§ **Records shown**
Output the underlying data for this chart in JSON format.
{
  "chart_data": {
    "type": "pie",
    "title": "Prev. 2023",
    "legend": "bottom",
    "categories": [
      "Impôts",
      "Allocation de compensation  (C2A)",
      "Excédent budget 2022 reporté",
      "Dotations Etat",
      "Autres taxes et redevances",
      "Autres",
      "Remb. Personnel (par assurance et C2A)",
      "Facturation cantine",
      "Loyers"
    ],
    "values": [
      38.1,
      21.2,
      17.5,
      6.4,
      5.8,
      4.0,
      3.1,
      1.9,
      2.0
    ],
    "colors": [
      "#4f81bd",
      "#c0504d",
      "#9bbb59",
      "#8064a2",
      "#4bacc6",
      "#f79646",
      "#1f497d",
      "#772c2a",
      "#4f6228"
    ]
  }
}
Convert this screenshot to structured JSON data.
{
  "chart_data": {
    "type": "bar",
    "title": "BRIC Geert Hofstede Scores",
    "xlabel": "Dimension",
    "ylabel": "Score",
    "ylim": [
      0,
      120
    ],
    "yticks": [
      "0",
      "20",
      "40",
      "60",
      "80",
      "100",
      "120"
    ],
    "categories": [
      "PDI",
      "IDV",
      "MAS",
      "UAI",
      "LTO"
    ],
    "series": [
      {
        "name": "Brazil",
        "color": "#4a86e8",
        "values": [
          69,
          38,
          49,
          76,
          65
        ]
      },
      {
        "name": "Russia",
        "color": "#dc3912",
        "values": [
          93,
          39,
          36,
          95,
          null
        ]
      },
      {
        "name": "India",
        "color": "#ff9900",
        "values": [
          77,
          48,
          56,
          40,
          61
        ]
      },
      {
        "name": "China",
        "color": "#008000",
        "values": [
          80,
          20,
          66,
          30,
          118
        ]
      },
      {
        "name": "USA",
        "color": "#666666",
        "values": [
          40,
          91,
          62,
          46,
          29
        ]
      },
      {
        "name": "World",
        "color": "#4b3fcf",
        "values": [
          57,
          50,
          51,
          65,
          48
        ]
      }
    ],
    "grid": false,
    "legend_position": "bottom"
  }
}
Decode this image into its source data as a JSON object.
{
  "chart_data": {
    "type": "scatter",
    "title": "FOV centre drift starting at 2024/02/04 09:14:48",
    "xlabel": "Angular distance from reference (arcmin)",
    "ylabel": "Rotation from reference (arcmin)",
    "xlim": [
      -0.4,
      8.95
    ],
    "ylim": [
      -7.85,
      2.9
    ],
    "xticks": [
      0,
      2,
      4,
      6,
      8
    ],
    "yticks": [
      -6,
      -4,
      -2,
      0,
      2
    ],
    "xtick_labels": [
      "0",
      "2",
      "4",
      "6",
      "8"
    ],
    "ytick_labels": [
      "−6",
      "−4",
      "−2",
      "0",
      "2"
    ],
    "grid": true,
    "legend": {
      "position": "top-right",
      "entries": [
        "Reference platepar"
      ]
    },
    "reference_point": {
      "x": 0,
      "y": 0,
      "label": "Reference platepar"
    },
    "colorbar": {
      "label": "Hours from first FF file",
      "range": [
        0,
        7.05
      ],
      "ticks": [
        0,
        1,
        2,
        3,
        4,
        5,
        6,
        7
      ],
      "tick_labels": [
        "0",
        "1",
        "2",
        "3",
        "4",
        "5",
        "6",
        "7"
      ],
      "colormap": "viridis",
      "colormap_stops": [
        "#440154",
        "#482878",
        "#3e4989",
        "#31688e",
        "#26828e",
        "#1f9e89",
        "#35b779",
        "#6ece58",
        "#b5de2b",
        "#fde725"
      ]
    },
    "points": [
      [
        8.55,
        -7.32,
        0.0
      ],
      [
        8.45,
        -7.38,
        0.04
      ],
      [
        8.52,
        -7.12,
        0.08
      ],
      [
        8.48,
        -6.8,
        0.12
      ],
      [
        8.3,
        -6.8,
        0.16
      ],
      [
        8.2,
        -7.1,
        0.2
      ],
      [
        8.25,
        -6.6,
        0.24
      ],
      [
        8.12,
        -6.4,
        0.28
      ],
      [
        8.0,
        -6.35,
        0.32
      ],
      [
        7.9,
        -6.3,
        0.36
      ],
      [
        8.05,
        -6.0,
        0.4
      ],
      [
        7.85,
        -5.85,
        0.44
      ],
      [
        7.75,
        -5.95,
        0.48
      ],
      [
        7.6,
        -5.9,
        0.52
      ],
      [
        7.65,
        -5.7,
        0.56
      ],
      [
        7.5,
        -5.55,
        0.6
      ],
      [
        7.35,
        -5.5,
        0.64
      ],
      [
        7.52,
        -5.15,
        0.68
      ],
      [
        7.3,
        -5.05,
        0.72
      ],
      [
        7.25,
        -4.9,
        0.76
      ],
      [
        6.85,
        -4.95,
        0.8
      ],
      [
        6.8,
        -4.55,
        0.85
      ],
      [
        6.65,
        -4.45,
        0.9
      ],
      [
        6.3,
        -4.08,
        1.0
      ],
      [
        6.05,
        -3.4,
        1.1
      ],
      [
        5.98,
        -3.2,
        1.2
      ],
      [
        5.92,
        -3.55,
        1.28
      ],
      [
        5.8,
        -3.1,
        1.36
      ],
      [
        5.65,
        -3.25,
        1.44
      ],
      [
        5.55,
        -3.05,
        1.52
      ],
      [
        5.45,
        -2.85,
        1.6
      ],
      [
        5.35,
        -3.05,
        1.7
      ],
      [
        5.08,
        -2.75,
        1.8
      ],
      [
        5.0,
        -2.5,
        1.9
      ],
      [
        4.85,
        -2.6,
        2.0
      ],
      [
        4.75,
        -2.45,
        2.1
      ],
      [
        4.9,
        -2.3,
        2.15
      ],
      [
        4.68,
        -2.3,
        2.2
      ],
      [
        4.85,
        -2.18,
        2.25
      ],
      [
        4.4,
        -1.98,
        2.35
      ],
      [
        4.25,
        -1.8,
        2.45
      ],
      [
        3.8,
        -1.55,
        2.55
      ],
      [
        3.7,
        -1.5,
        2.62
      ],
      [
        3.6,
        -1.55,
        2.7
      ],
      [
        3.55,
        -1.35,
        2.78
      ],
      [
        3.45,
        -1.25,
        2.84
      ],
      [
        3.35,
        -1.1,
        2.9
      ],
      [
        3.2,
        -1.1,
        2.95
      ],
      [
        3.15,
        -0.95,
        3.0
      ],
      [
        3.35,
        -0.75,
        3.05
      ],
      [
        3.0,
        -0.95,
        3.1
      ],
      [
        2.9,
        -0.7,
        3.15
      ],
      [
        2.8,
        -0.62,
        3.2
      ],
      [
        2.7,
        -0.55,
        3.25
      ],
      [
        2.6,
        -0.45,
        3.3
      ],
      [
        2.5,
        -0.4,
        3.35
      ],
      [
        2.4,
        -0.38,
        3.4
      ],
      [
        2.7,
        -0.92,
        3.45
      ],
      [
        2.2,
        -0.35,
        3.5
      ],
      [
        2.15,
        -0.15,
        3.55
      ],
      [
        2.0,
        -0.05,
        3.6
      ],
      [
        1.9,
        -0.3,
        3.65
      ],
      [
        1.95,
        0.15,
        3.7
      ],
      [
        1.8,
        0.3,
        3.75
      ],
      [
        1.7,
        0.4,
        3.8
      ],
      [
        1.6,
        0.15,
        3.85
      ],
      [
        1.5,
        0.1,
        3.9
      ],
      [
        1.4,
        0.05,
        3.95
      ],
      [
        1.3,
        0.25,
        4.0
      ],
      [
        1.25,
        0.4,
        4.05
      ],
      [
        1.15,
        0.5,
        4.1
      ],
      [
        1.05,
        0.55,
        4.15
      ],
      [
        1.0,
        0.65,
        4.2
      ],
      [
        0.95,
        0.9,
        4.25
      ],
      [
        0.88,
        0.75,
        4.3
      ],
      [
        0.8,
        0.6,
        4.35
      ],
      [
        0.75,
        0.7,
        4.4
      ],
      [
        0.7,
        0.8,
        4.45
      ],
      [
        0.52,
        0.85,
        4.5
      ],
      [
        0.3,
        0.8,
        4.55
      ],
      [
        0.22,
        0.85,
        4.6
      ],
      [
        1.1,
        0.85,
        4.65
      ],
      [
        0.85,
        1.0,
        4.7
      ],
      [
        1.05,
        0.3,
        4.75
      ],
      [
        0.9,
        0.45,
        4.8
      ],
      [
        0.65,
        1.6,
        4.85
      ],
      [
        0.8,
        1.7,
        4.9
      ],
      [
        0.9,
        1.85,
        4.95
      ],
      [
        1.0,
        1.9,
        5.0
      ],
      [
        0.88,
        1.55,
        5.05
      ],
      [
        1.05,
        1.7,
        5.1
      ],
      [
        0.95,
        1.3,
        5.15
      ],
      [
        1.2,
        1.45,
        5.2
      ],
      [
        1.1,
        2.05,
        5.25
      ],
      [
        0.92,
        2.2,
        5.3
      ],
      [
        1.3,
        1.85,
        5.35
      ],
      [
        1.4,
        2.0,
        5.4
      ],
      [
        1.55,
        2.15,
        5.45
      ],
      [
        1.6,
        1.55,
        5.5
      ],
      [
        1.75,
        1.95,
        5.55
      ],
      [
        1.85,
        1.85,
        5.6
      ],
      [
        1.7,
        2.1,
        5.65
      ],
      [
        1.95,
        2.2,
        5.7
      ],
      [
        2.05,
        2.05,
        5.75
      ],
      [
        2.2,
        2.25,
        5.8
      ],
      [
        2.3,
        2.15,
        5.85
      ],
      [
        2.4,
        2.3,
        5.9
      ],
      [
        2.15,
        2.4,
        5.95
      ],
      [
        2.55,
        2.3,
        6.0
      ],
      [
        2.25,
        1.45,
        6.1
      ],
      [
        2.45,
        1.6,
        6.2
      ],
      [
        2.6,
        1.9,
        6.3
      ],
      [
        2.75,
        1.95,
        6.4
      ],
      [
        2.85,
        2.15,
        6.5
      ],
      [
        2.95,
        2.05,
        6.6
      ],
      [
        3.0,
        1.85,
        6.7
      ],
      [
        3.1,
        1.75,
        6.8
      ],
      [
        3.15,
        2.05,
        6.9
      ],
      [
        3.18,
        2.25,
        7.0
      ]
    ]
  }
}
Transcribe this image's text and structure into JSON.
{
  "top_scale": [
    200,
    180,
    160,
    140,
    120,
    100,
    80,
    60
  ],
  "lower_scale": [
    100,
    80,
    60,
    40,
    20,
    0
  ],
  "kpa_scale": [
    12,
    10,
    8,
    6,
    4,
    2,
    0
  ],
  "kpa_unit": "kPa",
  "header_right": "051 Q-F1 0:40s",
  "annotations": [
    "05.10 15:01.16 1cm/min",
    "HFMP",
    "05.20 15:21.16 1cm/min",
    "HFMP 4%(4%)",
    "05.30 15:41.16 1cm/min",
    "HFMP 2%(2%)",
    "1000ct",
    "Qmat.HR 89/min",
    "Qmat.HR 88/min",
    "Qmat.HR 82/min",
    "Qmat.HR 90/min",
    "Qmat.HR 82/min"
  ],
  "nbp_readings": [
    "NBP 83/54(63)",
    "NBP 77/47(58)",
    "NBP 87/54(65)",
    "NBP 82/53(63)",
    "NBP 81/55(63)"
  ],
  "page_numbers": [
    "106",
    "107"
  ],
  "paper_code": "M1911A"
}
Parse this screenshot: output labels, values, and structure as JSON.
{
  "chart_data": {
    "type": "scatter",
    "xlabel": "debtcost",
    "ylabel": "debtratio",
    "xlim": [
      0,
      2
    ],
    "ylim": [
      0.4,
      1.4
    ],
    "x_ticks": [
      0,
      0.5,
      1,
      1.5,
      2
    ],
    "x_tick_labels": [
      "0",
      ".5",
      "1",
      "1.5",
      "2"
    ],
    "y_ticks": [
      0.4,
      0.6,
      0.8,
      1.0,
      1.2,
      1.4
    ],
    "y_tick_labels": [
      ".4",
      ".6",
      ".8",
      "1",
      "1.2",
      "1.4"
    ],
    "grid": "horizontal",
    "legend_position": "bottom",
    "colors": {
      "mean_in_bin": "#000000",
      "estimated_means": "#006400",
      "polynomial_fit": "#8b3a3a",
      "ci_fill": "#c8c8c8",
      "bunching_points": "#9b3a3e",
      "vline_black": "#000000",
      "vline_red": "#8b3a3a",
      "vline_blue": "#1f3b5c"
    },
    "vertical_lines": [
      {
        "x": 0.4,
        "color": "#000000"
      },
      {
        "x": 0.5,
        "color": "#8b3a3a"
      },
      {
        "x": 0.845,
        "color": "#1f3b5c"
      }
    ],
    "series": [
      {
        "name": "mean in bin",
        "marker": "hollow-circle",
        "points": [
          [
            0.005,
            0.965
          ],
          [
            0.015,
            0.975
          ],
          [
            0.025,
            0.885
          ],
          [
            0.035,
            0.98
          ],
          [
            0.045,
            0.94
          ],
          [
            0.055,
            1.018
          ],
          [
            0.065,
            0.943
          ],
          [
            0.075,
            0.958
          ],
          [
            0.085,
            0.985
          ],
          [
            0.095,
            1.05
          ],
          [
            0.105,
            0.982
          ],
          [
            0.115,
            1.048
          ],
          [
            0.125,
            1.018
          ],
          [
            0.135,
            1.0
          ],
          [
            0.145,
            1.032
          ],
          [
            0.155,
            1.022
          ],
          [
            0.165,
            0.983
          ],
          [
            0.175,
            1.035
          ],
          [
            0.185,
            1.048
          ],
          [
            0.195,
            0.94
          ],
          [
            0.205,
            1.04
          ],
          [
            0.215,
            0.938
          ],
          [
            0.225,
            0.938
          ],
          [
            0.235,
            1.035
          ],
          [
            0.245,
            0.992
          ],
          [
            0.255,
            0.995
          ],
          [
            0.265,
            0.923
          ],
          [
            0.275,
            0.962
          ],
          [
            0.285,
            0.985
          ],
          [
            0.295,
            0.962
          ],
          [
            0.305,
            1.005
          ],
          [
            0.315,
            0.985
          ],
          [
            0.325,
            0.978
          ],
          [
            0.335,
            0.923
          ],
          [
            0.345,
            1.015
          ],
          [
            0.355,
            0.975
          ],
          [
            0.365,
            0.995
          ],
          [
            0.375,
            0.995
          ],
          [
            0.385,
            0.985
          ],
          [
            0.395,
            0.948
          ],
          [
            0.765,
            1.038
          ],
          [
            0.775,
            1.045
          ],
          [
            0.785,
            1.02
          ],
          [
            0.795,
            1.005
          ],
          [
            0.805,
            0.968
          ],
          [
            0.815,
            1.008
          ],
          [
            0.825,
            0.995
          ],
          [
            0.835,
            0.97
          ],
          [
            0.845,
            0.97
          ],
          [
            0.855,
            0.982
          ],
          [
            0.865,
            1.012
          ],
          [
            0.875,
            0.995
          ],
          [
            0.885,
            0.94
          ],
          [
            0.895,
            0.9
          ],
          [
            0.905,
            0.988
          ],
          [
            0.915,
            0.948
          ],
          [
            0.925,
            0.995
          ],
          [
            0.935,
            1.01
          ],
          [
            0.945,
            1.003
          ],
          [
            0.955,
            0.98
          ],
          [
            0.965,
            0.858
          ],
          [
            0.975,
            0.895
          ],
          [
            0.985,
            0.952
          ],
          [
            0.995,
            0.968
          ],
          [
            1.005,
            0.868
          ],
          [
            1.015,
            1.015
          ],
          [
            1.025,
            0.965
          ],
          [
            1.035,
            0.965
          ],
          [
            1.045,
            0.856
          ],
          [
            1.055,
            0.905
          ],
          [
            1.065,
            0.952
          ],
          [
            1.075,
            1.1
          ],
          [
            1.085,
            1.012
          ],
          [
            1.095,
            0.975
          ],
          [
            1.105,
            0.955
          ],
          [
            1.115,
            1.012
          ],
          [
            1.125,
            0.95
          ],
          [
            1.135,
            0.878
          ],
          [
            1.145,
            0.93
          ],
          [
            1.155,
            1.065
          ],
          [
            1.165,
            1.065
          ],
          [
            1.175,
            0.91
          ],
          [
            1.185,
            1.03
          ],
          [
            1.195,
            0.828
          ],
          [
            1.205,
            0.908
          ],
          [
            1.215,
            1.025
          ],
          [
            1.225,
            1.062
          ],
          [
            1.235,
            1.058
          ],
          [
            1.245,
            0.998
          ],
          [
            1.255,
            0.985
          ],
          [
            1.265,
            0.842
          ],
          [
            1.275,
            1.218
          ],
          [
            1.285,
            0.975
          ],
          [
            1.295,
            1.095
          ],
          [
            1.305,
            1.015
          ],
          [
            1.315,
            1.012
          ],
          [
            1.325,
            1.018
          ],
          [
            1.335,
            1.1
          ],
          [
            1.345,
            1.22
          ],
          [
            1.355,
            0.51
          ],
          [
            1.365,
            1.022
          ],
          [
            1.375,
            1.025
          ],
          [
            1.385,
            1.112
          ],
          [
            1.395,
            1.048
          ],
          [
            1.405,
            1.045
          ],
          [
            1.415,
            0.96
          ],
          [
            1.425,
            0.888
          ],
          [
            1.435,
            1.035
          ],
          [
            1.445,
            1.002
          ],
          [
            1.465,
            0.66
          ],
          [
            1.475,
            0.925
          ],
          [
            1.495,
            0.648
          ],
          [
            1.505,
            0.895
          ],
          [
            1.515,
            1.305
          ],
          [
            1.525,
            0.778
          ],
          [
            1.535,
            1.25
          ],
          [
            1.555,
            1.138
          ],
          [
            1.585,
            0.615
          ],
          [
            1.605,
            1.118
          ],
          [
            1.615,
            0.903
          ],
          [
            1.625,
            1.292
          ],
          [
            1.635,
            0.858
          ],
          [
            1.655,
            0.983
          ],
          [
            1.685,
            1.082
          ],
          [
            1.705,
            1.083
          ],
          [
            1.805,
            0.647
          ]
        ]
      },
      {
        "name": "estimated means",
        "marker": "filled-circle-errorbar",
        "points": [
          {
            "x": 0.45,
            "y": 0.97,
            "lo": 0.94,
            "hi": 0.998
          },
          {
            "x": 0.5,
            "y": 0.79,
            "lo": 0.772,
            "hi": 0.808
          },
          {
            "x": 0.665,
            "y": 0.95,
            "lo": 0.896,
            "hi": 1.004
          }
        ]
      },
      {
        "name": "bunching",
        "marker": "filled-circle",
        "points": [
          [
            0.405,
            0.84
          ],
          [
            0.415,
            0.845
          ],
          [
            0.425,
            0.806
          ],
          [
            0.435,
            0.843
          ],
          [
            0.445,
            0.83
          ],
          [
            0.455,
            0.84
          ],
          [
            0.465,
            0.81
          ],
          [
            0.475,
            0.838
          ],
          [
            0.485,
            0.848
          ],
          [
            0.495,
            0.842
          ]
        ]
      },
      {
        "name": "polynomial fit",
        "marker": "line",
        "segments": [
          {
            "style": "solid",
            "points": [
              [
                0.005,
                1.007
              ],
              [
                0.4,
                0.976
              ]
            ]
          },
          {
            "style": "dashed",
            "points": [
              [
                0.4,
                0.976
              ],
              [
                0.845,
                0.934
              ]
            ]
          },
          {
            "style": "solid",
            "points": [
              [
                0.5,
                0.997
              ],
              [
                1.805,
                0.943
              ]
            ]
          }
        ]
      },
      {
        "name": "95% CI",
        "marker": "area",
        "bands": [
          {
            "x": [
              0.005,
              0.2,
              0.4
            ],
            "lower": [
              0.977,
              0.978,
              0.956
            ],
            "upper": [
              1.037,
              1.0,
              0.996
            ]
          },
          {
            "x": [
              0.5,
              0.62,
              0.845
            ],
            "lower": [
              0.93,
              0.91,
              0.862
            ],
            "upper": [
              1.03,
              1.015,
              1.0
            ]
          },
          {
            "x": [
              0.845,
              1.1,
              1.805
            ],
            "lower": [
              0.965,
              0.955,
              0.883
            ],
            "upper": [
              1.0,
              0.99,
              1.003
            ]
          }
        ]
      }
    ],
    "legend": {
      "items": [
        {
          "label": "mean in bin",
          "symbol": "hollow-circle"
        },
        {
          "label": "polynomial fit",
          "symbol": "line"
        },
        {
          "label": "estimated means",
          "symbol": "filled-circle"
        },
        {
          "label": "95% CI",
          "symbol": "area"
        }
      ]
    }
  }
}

§ **Objective**
Using the records above, gather all lines where the string "xlabel" is present.

§ **Full response**
    "xlabel": "Dimension",
    "xlabel": "Angular distance from reference (arcmin)",
    "xlabel": "debtcost",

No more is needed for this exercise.